Repeat every line below exactly as it reads.

(Extracts from a graphics dataset)
----

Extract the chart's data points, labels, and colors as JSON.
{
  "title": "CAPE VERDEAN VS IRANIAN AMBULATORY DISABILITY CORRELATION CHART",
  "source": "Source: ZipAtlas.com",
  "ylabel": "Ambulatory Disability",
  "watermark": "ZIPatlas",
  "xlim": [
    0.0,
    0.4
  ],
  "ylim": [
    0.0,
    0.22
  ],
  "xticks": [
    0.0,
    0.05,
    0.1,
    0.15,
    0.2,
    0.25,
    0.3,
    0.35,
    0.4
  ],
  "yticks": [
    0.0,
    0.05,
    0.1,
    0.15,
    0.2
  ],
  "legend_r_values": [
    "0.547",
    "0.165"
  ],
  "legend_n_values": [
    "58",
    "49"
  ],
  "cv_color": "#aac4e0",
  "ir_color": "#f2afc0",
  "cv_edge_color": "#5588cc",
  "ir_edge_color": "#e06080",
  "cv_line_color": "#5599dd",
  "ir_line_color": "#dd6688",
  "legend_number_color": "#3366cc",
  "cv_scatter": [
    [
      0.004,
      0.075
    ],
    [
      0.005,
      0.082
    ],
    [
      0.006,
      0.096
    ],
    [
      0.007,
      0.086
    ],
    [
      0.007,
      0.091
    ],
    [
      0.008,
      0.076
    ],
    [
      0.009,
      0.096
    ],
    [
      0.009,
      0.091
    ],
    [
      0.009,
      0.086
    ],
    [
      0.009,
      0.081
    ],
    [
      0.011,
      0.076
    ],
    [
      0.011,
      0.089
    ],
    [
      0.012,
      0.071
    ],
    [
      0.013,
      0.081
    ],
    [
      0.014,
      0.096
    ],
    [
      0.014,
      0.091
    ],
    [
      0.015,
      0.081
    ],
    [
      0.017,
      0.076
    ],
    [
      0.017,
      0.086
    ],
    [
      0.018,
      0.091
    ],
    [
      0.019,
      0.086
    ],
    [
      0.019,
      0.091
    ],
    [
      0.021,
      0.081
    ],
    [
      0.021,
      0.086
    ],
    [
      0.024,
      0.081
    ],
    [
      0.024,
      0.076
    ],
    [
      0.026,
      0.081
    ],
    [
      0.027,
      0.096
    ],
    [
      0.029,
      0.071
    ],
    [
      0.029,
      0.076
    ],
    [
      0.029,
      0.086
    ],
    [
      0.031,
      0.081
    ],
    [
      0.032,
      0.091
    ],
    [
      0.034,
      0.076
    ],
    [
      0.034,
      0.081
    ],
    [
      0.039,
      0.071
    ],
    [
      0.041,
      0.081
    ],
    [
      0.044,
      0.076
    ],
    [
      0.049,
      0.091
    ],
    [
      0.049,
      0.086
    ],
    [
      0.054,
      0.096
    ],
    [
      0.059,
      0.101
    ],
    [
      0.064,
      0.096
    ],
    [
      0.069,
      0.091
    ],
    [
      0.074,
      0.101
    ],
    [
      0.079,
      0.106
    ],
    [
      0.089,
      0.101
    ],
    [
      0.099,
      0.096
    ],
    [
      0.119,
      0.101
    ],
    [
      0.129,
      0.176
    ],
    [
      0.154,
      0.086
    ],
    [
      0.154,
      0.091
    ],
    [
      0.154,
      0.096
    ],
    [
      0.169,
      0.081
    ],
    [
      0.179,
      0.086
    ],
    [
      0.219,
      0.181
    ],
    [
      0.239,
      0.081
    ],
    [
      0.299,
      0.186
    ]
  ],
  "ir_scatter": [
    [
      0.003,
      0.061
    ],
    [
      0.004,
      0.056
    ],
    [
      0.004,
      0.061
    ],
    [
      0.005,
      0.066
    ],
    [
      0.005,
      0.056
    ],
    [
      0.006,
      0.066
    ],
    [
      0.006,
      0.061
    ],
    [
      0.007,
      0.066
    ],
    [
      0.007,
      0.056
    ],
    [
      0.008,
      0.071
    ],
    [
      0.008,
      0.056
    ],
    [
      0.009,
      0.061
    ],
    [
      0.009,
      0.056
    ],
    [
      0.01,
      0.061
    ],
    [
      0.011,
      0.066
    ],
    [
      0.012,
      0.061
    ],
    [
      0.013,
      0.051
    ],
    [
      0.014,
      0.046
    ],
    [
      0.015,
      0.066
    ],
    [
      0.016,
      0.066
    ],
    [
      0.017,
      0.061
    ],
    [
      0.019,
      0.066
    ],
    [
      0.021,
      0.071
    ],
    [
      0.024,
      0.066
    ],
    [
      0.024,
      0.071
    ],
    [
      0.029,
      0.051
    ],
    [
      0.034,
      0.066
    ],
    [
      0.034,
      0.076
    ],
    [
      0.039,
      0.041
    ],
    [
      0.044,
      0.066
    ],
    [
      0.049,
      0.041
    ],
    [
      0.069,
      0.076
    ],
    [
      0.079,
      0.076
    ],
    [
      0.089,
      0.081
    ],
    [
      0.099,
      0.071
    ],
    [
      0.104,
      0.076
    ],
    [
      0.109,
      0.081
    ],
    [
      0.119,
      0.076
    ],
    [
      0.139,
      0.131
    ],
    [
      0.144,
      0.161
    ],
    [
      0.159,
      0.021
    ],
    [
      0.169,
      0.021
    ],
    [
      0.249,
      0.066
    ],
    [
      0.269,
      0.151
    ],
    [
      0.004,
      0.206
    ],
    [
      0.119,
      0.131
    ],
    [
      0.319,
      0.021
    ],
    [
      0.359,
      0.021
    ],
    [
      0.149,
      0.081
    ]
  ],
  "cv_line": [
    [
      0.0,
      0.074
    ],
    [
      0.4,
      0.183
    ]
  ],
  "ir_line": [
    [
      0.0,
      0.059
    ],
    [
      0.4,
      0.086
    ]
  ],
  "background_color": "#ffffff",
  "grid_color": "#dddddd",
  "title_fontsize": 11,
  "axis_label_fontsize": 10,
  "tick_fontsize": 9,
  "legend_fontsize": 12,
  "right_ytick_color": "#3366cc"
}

----

— Solution to the problem —
Extract the chart's data points, labels, and colors as JSON.
{
  "title": "CAPE VERDEAN VS IRANIAN AMBULATORY DISABILITY CORRELATION CHART",
  "source": "Source: ZipAtlas.com",
  "ylabel": "Ambulatory Disability",
  "watermark": "ZIPatlas",
  "xlim": [
    0.0,
    0.4
  ],
  "ylim": [
    0.0,
    0.22
  ],
  "xticks": [
    0.0,
    0.05,
    0.1,
    0.15,
    0.2,
    0.25,
    0.3,
    0.35,
    0.4
  ],
  "yticks": [
    0.0,
    0.05,
    0.1,
    0.15,
    0.2
  ],
  "legend_r_values": [
    "0.547",
    "0.165"
  ],
  "legend_n_values": [
    "58",
    "49"
  ],
  "cv_color": "#aac4e0",
  "ir_color": "#f2afc0",
  "cv_edge_color": "#5588cc",
  "ir_edge_color": "#e06080",
  "cv_line_color": "#5599dd",
  "ir_line_color": "#dd6688",
  "legend_number_color": "#3366cc",
  "cv_scatter": [
    [
      0.004,
      0.075
    ],
    [
      0.005,
      0.082
    ],
    [
      0.006,
      0.096
    ],
    [
      0.007,
      0.086
    ],
    [
      0.007,
      0.091
    ],
    [
      0.008,
      0.076
    ],
    [
      0.009,
      0.096
    ],
    [
      0.009,
      0.091
    ],
    [
      0.009,
      0.086
    ],
    [
      0.009,
      0.081
    ],
    [
      0.011,
      0.076
    ],
    [
      0.011,
      0.089
    ],
    [
      0.012,
      0.071
    ],
    [
      0.013,
      0.081
    ],
    [
      0.014,
      0.096
    ],
    [
      0.014,
      0.091
    ],
    [
      0.015,
      0.081
    ],
    [
      0.017,
      0.076
    ],
    [
      0.017,
      0.086
    ],
    [
      0.018,
      0.091
    ],
    [
      0.019,
      0.086
    ],
    [
      0.019,
      0.091
    ],
    [
      0.021,
      0.081
    ],
    [
      0.021,
      0.086
    ],
    [
      0.024,
      0.081
    ],
    [
      0.024,
      0.076
    ],
    [
      0.026,
      0.081
    ],
    [
      0.027,
      0.096
    ],
    [
      0.029,
      0.071
    ],
    [
      0.029,
      0.076
    ],
    [
      0.029,
      0.086
    ],
    [
      0.031,
      0.081
    ],
    [
      0.032,
      0.091
    ],
    [
      0.034,
      0.076
    ],
    [
      0.034,
      0.081
    ],
    [
      0.039,
      0.071
    ],
    [
      0.041,
      0.081
    ],
    [
      0.044,
      0.076
    ],
    [
      0.049,
      0.091
    ],
    [
      0.049,
      0.086
    ],
    [
      0.054,
      0.096
    ],
    [
      0.059,
      0.101
    ],
    [
      0.064,
      0.096
    ],
    [
      0.069,
      0.091
    ],
    [
      0.074,
      0.101
    ],
    [
      0.079,
      0.106
    ],
    [
      0.089,
      0.101
    ],
    [
      0.099,
      0.096
    ],
    [
      0.119,
      0.101
    ],
    [
      0.129,
      0.176
    ],
    [
      0.154,
      0.086
    ],
    [
      0.154,
      0.091
    ],
    [
      0.154,
      0.096
    ],
    [
      0.169,
      0.081
    ],
    [
      0.179,
      0.086
    ],
    [
      0.219,
      0.181
    ],
    [
      0.239,
      0.081
    ],
    [
      0.299,
      0.186
    ]
  ],
  "ir_scatter": [
    [
      0.003,
      0.061
    ],
    [
      0.004,
      0.056
    ],
    [
      0.004,
      0.061
    ],
    [
      0.005,
      0.066
    ],
    [
      0.005,
      0.056
    ],
    [
      0.006,
      0.066
    ],
    [
      0.006,
      0.061
    ],
    [
      0.007,
      0.066
    ],
    [
      0.007,
      0.056
    ],
    [
      0.008,
      0.071
    ],
    [
      0.008,
      0.056
    ],
    [
      0.009,
      0.061
    ],
    [
      0.009,
      0.056
    ],
    [
      0.01,
      0.061
    ],
    [
      0.011,
      0.066
    ],
    [
      0.012,
      0.061
    ],
    [
      0.013,
      0.051
    ],
    [
      0.014,
      0.046
    ],
    [
      0.015,
      0.066
    ],
    [
      0.016,
      0.066
    ],
    [
      0.017,
      0.061
    ],
    [
      0.019,
      0.066
    ],
    [
      0.021,
      0.071
    ],
    [
      0.024,
      0.066
    ],
    [
      0.024,
      0.071
    ],
    [
      0.029,
      0.051
    ],
    [
      0.034,
      0.066
    ],
    [
      0.034,
      0.076
    ],
    [
      0.039,
      0.041
    ],
    [
      0.044,
      0.066
    ],
    [
      0.049,
      0.041
    ],
    [
      0.069,
      0.076
    ],
    [
      0.079,
      0.076
    ],
    [
      0.089,
      0.081
    ],
    [
      0.099,
      0.071
    ],
    [
      0.104,
      0.076
    ],
    [
      0.109,
      0.081
    ],
    [
      0.119,
      0.076
    ],
    [
      0.139,
      0.131
    ],
    [
      0.144,
      0.161
    ],
    [
      0.159,
      0.021
    ],
    [
      0.169,
      0.021
    ],
    [
      0.249,
      0.066
    ],
    [
      0.269,
      0.151
    ],
    [
      0.004,
      0.206
    ],
    [
      0.119,
      0.131
    ],
    [
      0.319,
      0.021
    ],
    [
      0.359,
      0.021
    ],
    [
      0.149,
      0.081
    ]
  ],
  "cv_line": [
    [
      0.0,
      0.074
    ],
    [
      0.4,
      0.183
    ]
  ],
  "ir_line": [
    [
      0.0,
      0.059
    ],
    [
      0.4,
      0.086
    ]
  ],
  "background_color": "#ffffff",
  "grid_color": "#dddddd",
  "title_fontsize": 11,
  "axis_label_fontsize": 10,
  "tick_fontsize": 9,
  "legend_fontsize": 12,
  "right_ytick_color": "#3366cc"
}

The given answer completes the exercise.